● **REQUIRED WORK**: Show each line from the listing that includes the word "Villarrica".

****************************************

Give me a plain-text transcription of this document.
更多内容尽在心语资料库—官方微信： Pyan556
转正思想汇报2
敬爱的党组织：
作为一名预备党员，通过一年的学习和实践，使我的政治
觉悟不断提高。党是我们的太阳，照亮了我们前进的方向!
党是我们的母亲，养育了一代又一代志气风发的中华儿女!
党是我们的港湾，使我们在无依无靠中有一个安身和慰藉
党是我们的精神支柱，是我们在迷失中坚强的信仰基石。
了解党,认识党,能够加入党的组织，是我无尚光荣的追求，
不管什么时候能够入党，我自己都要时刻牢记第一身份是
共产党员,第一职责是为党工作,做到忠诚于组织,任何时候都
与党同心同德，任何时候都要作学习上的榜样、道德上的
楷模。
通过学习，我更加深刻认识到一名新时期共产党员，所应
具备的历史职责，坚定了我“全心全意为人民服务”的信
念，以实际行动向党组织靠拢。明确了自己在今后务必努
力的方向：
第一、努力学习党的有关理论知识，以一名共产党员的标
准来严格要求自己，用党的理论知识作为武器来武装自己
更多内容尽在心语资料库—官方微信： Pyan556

****************************************

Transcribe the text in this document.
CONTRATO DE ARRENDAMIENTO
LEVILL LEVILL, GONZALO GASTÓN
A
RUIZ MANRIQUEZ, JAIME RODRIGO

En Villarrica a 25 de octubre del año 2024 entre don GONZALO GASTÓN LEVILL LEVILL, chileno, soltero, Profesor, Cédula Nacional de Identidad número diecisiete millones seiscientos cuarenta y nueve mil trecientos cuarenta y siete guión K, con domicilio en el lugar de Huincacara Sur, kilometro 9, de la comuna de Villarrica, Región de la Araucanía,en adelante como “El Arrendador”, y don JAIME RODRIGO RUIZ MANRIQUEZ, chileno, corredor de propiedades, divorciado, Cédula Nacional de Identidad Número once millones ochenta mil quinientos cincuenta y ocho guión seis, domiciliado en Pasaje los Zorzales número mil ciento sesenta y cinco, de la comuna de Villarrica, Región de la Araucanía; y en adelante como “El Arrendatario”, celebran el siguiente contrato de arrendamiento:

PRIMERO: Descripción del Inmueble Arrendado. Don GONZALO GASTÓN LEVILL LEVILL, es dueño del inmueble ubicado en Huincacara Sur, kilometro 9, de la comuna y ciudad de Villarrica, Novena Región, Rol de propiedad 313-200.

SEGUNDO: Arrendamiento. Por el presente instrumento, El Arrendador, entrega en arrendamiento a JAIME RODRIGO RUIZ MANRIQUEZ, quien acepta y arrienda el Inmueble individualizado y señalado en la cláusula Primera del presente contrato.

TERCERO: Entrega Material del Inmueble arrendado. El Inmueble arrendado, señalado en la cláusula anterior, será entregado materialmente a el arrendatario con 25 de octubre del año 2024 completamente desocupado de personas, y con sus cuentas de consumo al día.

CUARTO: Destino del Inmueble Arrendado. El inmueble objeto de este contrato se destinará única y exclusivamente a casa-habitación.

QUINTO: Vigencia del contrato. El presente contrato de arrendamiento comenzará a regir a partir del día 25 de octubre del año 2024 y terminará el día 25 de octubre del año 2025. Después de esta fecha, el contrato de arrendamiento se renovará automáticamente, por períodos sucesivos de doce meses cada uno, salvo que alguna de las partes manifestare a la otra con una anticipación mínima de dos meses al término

****************************************

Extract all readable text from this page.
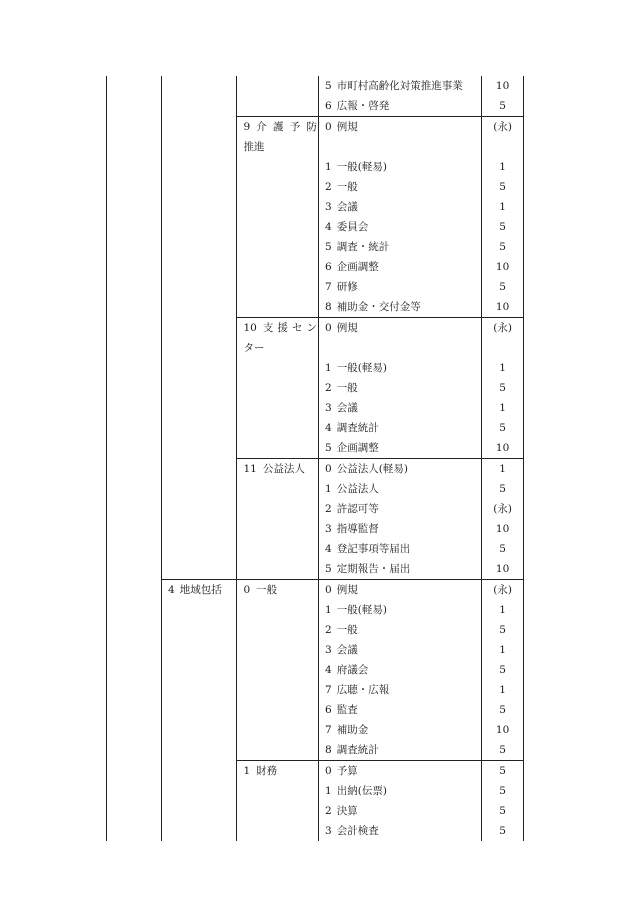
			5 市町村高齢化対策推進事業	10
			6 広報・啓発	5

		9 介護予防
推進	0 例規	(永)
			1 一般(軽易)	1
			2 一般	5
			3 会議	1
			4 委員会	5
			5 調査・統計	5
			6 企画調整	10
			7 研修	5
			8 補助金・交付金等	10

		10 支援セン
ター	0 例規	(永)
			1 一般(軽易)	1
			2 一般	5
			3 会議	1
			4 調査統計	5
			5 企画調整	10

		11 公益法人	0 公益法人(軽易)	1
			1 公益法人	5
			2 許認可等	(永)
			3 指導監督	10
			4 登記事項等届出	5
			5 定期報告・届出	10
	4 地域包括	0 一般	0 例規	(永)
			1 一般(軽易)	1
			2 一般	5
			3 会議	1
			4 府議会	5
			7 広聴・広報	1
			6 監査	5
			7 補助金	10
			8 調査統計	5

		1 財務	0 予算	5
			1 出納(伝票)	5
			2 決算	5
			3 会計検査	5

****************************************

● **RESULT**:
En Villarrica a 25 de octubre del año 2024 entre don GONZALO GASTÓN LEVILL LEVILL, chileno, soltero, Profesor, Cédula Nacional de Identidad número diecisiete millones seiscientos cuarenta y nueve mil trecientos cuarenta y siete guión K, con domicilio en el lugar de Huincacara Sur, kilometro 9, de la comuna de Villarrica, Región de la Araucanía,en adelante como “El Arrendador”, y don JAIME RODRIGO RUIZ MANRIQUEZ, chileno, corredor de propiedades, divorciado, Cédula Nacional de Identidad Número once millones ochenta mil quinientos cincuenta y ocho guión seis, domiciliado en Pasaje los Zorzales número mil ciento sesenta y cinco, de la comuna de Villarrica, Región de la Araucanía; y en adelante como “El Arrendatario”, celebran el siguiente contrato de arrendamiento:
PRIMERO: Descripción del Inmueble Arrendado. Don GONZALO GASTÓN LEVILL LEVILL, es dueño del inmueble ubicado en Huincacara Sur, kilometro 9, de la comuna y ciudad de Villarrica, Novena Región, Rol de propiedad 313-200.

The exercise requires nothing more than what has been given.